• Recorded information:
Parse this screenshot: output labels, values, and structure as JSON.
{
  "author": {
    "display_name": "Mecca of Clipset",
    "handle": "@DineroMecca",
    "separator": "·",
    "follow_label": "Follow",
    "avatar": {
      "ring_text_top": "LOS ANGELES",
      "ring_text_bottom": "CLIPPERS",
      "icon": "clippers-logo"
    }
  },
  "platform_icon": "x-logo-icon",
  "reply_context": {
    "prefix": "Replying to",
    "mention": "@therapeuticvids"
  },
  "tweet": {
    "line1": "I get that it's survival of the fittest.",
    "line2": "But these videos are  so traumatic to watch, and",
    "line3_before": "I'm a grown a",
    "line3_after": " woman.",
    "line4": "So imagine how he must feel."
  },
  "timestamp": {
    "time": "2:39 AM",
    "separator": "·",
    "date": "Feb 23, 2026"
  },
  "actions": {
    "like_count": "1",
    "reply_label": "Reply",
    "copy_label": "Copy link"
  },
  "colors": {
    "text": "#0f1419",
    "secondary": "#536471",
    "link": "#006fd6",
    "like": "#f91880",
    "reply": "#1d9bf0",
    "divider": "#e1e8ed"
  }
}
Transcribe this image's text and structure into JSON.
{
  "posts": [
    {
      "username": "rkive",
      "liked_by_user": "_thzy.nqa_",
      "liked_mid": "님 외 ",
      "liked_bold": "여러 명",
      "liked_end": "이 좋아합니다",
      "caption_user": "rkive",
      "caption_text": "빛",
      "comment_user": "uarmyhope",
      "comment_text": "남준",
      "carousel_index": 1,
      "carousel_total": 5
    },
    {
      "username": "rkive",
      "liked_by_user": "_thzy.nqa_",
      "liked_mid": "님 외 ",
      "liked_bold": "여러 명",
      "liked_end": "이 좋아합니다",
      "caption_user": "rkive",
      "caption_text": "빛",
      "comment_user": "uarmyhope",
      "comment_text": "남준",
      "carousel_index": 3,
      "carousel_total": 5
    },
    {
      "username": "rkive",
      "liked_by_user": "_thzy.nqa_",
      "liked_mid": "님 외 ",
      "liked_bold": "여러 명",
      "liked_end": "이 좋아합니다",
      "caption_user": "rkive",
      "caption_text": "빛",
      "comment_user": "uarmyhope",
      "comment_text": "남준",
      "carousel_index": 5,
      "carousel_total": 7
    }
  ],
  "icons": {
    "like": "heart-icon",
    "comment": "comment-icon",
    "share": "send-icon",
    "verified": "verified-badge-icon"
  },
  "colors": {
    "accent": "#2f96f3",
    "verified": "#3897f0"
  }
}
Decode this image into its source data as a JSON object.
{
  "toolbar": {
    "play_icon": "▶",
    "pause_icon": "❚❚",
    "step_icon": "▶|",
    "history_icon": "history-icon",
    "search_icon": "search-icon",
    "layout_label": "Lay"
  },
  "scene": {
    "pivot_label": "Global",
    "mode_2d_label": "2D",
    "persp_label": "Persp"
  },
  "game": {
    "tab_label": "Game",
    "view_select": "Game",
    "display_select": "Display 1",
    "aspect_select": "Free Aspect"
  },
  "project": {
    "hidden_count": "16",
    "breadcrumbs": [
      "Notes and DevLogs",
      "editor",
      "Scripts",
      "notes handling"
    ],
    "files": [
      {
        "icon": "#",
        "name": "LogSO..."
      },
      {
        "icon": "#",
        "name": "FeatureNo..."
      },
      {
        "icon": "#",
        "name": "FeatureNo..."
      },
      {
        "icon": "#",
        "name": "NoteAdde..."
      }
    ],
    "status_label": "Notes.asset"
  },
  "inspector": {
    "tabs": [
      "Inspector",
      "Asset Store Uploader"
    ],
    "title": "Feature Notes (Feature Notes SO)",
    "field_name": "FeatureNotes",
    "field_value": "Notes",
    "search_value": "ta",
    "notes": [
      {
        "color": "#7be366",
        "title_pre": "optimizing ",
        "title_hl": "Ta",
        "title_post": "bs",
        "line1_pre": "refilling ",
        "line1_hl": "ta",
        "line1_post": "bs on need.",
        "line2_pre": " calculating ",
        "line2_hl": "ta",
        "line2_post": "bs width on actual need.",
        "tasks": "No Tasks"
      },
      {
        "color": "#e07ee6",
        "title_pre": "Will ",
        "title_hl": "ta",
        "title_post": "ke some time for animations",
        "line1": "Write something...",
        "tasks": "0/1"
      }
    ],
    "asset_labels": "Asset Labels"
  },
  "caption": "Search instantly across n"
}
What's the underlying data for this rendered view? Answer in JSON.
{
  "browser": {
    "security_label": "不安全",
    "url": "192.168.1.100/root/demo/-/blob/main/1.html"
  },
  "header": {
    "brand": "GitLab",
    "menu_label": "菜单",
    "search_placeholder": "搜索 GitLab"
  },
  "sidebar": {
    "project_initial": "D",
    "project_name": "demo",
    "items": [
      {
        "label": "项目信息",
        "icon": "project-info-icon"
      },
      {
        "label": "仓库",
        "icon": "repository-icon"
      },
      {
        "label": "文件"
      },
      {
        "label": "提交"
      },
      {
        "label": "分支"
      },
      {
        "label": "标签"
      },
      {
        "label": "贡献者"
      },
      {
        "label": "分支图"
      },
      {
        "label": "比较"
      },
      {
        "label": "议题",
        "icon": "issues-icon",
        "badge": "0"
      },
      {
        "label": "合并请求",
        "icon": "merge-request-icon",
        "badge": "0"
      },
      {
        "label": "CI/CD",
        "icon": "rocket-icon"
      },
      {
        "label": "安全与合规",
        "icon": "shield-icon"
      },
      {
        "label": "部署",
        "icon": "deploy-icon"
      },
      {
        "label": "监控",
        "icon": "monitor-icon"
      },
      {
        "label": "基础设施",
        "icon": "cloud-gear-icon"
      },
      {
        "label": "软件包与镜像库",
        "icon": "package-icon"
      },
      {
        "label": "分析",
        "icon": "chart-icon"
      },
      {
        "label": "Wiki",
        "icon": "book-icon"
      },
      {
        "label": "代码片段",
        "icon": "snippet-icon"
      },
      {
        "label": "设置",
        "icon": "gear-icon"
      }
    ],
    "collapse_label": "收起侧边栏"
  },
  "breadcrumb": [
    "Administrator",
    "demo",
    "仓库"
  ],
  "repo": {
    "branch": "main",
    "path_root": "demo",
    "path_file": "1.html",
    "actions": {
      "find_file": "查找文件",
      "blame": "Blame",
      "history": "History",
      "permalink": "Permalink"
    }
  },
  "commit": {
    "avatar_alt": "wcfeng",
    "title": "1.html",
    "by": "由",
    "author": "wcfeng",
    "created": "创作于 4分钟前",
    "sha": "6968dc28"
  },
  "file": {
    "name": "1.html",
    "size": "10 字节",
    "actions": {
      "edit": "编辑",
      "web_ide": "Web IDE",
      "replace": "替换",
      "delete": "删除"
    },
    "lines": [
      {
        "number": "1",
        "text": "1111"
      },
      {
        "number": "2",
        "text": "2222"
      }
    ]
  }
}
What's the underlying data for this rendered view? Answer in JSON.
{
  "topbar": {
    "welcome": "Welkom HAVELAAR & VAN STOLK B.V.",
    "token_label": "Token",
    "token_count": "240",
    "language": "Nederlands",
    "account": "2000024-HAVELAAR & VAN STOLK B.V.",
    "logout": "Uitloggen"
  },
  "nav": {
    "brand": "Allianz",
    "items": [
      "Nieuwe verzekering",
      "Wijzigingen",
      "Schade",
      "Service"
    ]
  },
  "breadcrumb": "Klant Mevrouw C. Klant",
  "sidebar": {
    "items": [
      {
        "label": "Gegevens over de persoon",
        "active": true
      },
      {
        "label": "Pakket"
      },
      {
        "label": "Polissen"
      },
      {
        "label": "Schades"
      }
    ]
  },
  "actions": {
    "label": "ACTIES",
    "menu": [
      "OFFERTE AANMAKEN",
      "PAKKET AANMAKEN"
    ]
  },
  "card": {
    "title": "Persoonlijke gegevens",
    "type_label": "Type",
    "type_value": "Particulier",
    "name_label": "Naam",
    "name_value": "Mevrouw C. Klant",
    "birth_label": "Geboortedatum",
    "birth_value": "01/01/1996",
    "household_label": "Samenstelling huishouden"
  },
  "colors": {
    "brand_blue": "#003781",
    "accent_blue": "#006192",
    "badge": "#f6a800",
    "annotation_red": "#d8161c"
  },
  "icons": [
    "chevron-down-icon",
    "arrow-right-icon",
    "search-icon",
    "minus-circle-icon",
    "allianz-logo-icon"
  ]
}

• Task: Copy each line from the data above that includes "demo".

• Written solution:
    "url": "192.168.1.100/root/demo/-/blob/main/1.html"
    "project_name": "demo",
    "demo",
    "path_root": "demo",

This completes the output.